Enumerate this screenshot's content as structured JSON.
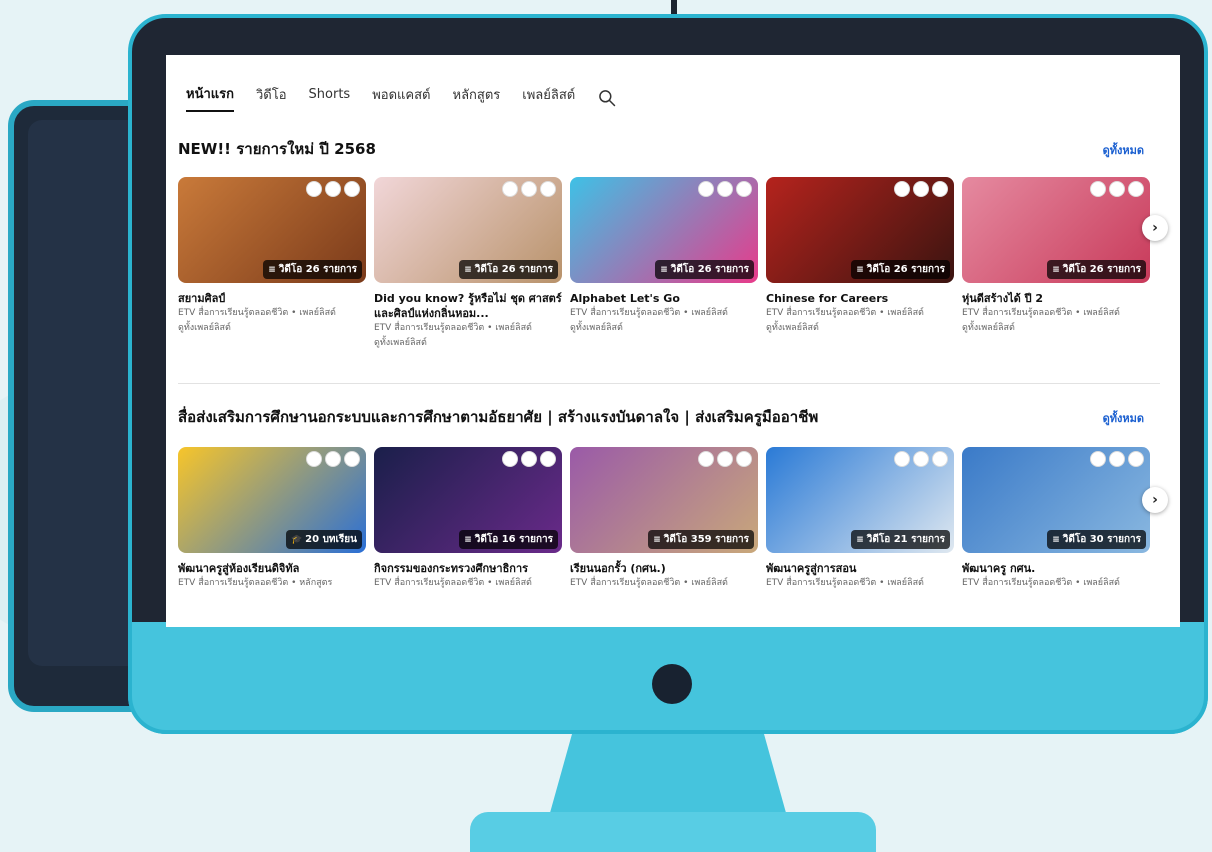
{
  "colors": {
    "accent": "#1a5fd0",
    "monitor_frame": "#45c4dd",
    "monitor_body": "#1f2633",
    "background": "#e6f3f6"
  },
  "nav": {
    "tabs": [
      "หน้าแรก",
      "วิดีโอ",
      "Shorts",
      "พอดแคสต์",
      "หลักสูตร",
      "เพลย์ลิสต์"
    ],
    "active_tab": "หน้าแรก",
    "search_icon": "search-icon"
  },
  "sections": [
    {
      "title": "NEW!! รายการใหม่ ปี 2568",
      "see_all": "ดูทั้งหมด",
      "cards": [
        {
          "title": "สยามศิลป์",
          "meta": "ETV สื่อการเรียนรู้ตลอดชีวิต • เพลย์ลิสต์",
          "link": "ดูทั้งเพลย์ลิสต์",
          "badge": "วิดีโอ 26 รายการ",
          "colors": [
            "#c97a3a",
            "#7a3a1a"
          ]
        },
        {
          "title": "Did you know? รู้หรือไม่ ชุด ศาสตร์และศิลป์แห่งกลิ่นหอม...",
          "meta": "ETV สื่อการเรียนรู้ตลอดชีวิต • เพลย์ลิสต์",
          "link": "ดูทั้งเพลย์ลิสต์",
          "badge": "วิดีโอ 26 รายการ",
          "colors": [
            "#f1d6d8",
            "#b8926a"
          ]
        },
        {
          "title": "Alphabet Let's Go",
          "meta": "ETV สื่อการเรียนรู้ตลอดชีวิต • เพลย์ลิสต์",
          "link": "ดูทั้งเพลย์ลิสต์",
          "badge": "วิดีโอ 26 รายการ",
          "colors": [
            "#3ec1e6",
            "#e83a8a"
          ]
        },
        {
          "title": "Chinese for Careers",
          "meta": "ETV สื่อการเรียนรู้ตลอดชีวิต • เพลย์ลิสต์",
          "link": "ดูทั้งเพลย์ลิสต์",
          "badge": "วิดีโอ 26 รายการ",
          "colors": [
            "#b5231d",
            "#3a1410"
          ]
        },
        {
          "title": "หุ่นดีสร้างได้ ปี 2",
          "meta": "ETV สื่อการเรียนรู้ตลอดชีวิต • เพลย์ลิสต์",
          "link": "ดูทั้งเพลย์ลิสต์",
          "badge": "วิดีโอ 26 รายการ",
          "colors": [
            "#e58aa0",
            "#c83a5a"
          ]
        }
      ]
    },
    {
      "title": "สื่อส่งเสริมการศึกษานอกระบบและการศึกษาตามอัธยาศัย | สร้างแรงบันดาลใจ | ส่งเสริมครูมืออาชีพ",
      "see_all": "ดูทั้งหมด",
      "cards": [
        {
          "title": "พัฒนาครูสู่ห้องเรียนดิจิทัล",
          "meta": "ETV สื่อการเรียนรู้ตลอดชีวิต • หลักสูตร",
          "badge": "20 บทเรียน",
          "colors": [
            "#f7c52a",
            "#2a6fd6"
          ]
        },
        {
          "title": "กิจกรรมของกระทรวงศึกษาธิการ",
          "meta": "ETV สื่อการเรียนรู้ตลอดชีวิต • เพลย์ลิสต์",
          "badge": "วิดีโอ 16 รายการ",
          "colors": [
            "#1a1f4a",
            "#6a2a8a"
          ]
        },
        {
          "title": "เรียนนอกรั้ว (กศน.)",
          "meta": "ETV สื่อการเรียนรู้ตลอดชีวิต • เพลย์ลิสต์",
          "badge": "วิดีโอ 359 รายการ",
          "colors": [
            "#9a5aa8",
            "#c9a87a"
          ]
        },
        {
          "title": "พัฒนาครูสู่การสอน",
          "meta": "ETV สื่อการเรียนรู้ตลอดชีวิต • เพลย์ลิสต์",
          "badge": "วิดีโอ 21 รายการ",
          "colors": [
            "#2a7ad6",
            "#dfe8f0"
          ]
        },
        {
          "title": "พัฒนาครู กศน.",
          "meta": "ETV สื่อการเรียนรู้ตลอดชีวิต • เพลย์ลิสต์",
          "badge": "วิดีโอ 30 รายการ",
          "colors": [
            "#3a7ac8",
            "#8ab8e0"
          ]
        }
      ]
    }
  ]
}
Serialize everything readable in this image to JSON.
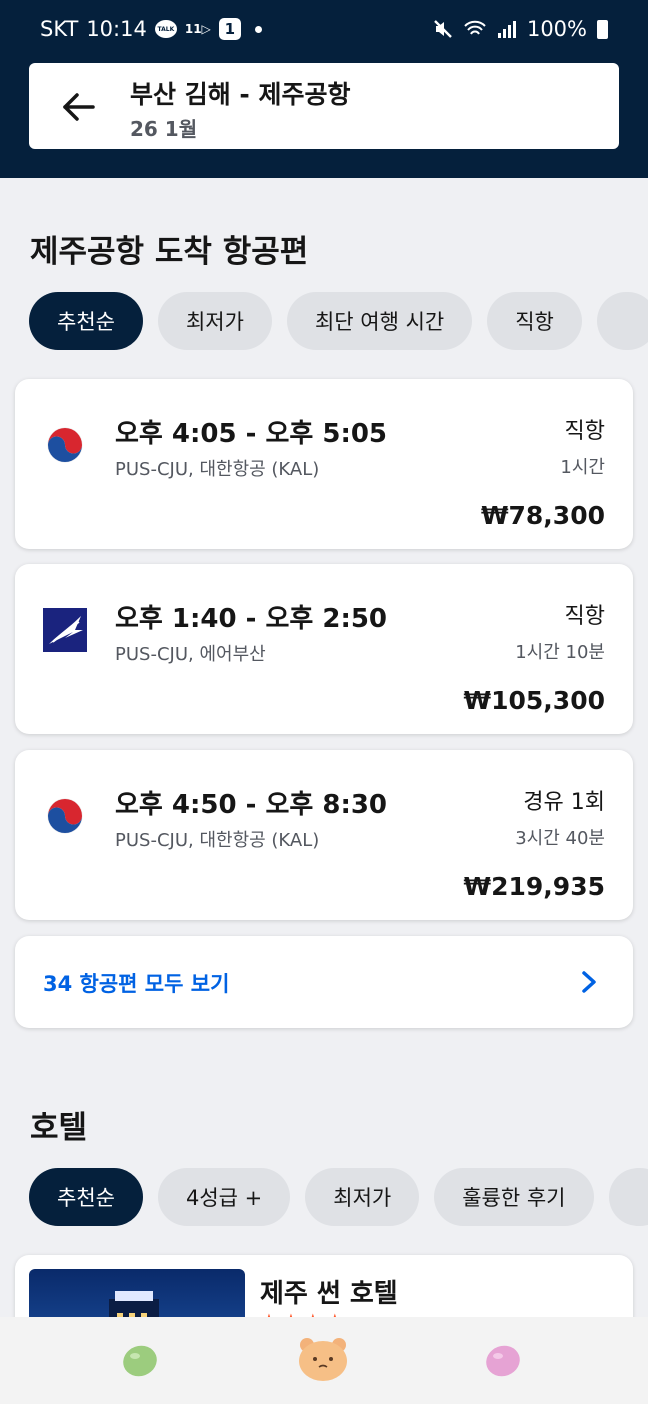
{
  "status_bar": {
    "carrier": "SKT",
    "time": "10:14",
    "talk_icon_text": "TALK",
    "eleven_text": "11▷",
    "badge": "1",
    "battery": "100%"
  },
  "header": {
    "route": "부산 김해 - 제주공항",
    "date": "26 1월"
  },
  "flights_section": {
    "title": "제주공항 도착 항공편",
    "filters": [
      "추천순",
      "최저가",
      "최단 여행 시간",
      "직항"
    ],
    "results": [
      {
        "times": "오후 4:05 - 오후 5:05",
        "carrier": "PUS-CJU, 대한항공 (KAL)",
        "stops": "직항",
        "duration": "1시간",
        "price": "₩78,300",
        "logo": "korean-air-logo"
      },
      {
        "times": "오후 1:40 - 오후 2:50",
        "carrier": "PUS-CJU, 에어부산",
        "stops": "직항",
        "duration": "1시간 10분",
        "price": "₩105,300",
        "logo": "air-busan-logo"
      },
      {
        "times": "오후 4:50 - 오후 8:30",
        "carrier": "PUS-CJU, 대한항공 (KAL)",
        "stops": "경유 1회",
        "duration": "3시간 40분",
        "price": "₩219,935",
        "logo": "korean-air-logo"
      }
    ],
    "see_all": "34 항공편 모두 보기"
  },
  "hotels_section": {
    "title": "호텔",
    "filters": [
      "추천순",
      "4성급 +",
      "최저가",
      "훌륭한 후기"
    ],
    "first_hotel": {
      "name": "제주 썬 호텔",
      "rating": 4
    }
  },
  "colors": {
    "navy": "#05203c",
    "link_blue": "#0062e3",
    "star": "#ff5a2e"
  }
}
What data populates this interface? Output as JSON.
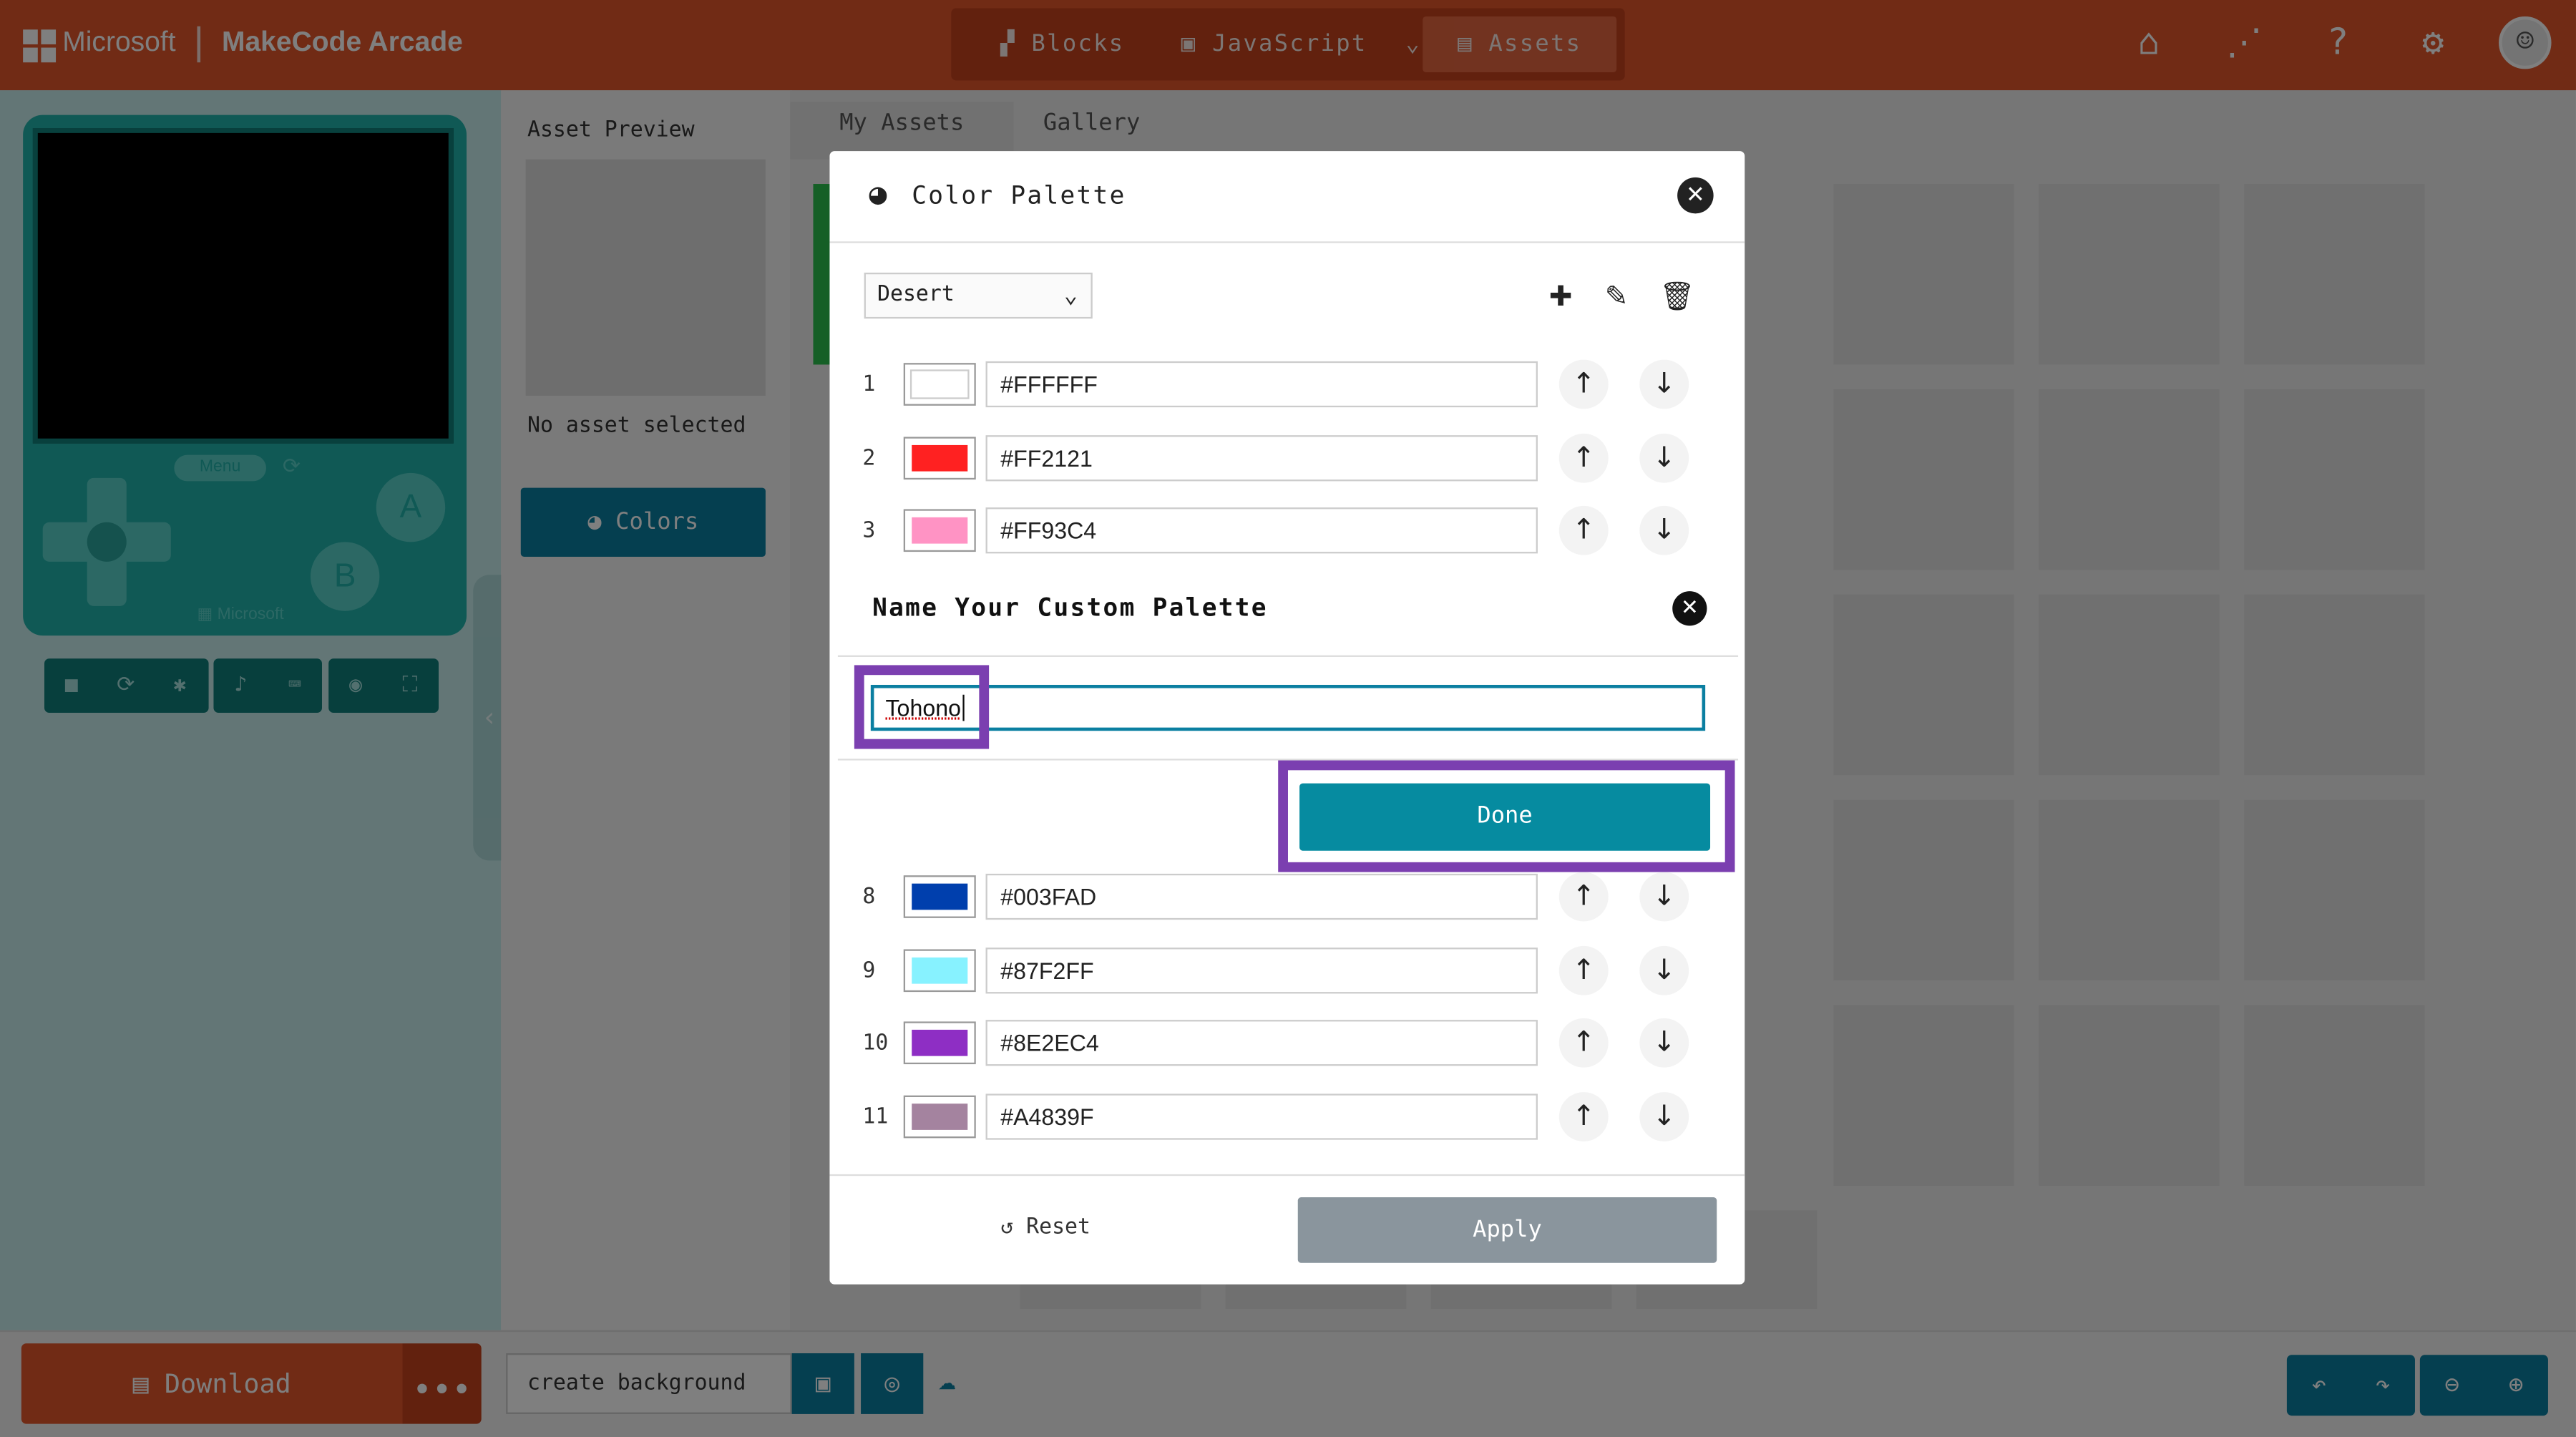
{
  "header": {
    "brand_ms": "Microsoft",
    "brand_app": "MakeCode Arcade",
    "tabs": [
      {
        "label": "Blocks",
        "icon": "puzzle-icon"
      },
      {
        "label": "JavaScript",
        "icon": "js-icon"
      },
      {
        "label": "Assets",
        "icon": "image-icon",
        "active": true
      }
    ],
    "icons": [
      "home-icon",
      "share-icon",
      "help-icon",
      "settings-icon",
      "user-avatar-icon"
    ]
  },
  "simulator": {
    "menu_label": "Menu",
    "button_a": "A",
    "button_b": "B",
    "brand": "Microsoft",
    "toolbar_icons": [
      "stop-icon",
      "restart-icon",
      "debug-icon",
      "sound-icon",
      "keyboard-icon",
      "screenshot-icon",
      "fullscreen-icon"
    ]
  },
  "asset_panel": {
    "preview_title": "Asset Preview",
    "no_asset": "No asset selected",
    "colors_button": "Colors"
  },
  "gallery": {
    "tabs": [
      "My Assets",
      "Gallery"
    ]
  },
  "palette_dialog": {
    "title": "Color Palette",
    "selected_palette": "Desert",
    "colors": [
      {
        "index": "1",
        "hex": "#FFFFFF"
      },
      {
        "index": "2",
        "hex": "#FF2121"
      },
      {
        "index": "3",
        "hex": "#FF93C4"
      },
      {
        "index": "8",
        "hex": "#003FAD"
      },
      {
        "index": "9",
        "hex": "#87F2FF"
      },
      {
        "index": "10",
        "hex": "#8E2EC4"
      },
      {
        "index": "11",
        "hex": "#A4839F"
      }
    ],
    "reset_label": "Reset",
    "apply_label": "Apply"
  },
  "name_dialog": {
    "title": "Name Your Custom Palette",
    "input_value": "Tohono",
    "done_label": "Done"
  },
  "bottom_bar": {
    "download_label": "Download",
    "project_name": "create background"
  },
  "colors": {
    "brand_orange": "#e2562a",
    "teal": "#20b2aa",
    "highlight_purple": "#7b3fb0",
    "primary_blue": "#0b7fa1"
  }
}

· · ·

> **What the task requires**
State how many lines include the string "Microsoft". Give no other information.

> **Exercise answer**
2